-- begin --
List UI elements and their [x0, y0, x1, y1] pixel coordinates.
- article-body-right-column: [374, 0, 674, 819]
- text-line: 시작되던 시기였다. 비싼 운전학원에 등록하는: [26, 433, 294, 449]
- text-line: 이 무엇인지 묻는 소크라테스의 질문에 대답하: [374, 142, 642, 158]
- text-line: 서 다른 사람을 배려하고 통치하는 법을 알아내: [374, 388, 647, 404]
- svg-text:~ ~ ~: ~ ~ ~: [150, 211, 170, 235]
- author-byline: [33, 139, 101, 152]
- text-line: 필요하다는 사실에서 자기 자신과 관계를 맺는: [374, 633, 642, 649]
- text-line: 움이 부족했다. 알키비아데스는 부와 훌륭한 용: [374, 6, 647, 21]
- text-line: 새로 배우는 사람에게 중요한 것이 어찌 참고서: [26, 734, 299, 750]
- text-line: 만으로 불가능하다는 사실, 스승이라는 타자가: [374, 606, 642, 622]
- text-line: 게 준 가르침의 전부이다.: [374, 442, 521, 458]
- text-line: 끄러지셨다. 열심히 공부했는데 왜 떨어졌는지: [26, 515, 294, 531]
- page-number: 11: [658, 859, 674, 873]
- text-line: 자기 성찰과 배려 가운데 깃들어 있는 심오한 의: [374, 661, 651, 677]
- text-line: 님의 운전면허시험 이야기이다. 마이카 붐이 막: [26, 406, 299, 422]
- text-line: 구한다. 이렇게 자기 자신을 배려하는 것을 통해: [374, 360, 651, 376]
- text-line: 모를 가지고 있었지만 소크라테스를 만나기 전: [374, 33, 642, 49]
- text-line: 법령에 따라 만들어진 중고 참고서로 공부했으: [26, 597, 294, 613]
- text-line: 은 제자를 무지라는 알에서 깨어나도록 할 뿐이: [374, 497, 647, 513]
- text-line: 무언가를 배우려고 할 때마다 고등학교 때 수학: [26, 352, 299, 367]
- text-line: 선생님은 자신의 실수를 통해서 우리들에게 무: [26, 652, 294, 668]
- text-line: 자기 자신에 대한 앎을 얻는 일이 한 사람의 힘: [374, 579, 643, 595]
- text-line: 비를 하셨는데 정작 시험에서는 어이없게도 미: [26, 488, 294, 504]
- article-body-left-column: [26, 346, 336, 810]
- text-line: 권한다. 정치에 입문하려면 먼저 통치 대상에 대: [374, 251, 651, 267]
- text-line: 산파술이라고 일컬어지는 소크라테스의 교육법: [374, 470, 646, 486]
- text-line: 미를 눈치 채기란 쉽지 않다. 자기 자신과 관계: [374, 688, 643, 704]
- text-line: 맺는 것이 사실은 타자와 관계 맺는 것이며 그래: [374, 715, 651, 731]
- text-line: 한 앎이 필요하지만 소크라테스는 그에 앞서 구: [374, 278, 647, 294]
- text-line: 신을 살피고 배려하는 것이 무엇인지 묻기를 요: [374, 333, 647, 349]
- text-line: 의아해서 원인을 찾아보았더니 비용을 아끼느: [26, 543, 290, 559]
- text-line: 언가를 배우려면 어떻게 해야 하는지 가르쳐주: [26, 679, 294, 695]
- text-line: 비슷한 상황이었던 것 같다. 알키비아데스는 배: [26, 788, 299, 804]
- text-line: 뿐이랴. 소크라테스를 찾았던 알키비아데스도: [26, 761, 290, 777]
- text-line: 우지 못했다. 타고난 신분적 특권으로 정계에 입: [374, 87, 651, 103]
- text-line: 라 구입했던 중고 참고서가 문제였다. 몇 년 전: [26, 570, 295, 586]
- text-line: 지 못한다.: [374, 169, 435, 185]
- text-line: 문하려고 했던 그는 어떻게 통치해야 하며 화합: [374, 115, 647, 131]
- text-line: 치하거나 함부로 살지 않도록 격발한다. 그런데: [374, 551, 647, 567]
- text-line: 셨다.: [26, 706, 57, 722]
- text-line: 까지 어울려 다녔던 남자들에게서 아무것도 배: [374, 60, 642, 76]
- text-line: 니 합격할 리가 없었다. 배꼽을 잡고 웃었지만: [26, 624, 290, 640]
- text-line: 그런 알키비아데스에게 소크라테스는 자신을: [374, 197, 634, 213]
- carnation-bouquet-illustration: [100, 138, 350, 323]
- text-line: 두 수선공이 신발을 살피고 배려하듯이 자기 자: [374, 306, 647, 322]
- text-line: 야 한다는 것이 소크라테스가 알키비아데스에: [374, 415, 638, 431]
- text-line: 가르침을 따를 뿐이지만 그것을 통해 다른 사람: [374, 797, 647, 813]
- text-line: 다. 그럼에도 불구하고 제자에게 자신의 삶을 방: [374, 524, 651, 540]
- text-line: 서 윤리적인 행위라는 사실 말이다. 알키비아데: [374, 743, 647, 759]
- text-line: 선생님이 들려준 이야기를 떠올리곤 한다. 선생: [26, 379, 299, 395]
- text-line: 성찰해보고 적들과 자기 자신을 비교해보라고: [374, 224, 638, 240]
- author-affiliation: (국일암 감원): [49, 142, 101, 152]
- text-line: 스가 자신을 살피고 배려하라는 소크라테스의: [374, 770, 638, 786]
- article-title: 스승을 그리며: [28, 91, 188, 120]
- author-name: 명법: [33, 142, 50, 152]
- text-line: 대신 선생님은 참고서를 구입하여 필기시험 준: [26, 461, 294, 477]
-- end --
Directions
Update the listing by replacing every "text-line" with "text-row" and leaving all other text unchanged.

Output for this task
List UI elements and their [x0, y0, x1, y1] pixel coordinates.
- article-body-right-column: [374, 0, 674, 819]
- text-row: 시작되던 시기였다. 비싼 운전학원에 등록하는: [26, 433, 294, 449]
- text-row: 이 무엇인지 묻는 소크라테스의 질문에 대답하: [374, 142, 642, 158]
- text-row: 서 다른 사람을 배려하고 통치하는 법을 알아내: [374, 388, 647, 404]
- svg-text:~ ~ ~: ~ ~ ~: [150, 211, 170, 235]
- author-byline: [33, 139, 101, 152]
- text-row: 필요하다는 사실에서 자기 자신과 관계를 맺는: [374, 633, 642, 649]
- text-row: 움이 부족했다. 알키비아데스는 부와 훌륭한 용: [374, 6, 647, 21]
- text-row: 새로 배우는 사람에게 중요한 것이 어찌 참고서: [26, 734, 299, 750]
- text-row: 만으로 불가능하다는 사실, 스승이라는 타자가: [374, 606, 642, 622]
- text-row: 게 준 가르침의 전부이다.: [374, 442, 521, 458]
- text-row: 끄러지셨다. 열심히 공부했는데 왜 떨어졌는지: [26, 515, 294, 531]
- page-number: 11: [658, 859, 674, 873]
- text-row: 자기 성찰과 배려 가운데 깃들어 있는 심오한 의: [374, 661, 651, 677]
- text-row: 님의 운전면허시험 이야기이다. 마이카 붐이 막: [26, 406, 299, 422]
- text-row: 구한다. 이렇게 자기 자신을 배려하는 것을 통해: [374, 360, 651, 376]
- text-row: 모를 가지고 있었지만 소크라테스를 만나기 전: [374, 33, 642, 49]
- text-row: 법령에 따라 만들어진 중고 참고서로 공부했으: [26, 597, 294, 613]
- text-row: 은 제자를 무지라는 알에서 깨어나도록 할 뿐이: [374, 497, 647, 513]
- text-row: 무언가를 배우려고 할 때마다 고등학교 때 수학: [26, 352, 299, 367]
- text-row: 선생님은 자신의 실수를 통해서 우리들에게 무: [26, 652, 294, 668]
- text-row: 자기 자신에 대한 앎을 얻는 일이 한 사람의 힘: [374, 579, 643, 595]
- text-row: 비를 하셨는데 정작 시험에서는 어이없게도 미: [26, 488, 294, 504]
- article-body-left-column: [26, 346, 336, 810]
- text-row: 권한다. 정치에 입문하려면 먼저 통치 대상에 대: [374, 251, 651, 267]
- text-row: 산파술이라고 일컬어지는 소크라테스의 교육법: [374, 470, 646, 486]
- text-row: 미를 눈치 채기란 쉽지 않다. 자기 자신과 관계: [374, 688, 643, 704]
- text-row: 맺는 것이 사실은 타자와 관계 맺는 것이며 그래: [374, 715, 651, 731]
- text-row: 한 앎이 필요하지만 소크라테스는 그에 앞서 구: [374, 278, 647, 294]
- text-row: 신을 살피고 배려하는 것이 무엇인지 묻기를 요: [374, 333, 647, 349]
- text-row: 의아해서 원인을 찾아보았더니 비용을 아끼느: [26, 543, 290, 559]
- text-row: 언가를 배우려면 어떻게 해야 하는지 가르쳐주: [26, 679, 294, 695]
- text-row: 비슷한 상황이었던 것 같다. 알키비아데스는 배: [26, 788, 299, 804]
- text-row: 뿐이랴. 소크라테스를 찾았던 알키비아데스도: [26, 761, 290, 777]
- text-row: 우지 못했다. 타고난 신분적 특권으로 정계에 입: [374, 87, 651, 103]
- text-row: 라 구입했던 중고 참고서가 문제였다. 몇 년 전: [26, 570, 295, 586]
- text-row: 지 못한다.: [374, 169, 435, 185]
- text-row: 문하려고 했던 그는 어떻게 통치해야 하며 화합: [374, 115, 647, 131]
- text-row: 치하거나 함부로 살지 않도록 격발한다. 그런데: [374, 551, 647, 567]
- text-row: 셨다.: [26, 706, 57, 722]
- text-row: 까지 어울려 다녔던 남자들에게서 아무것도 배: [374, 60, 642, 76]
- text-row: 니 합격할 리가 없었다. 배꼽을 잡고 웃었지만: [26, 624, 290, 640]
- text-row: 그런 알키비아데스에게 소크라테스는 자신을: [374, 197, 634, 213]
- carnation-bouquet-illustration: [100, 138, 350, 323]
- text-row: 두 수선공이 신발을 살피고 배려하듯이 자기 자: [374, 306, 647, 322]
- text-row: 야 한다는 것이 소크라테스가 알키비아데스에: [374, 415, 638, 431]
- text-row: 가르침을 따를 뿐이지만 그것을 통해 다른 사람: [374, 797, 647, 813]
- text-row: 다. 그럼에도 불구하고 제자에게 자신의 삶을 방: [374, 524, 651, 540]
- text-row: 서 윤리적인 행위라는 사실 말이다. 알키비아데: [374, 743, 647, 759]
- text-row: 선생님이 들려준 이야기를 떠올리곤 한다. 선생: [26, 379, 299, 395]
- text-row: 성찰해보고 적들과 자기 자신을 비교해보라고: [374, 224, 638, 240]
- author-affiliation: (국일암 감원): [49, 142, 101, 152]
- text-row: 스가 자신을 살피고 배려하라는 소크라테스의: [374, 770, 638, 786]
- article-title: 스승을 그리며: [28, 91, 188, 120]
- author-name: 명법: [33, 142, 50, 152]
- text-row: 대신 선생님은 참고서를 구입하여 필기시험 준: [26, 461, 294, 477]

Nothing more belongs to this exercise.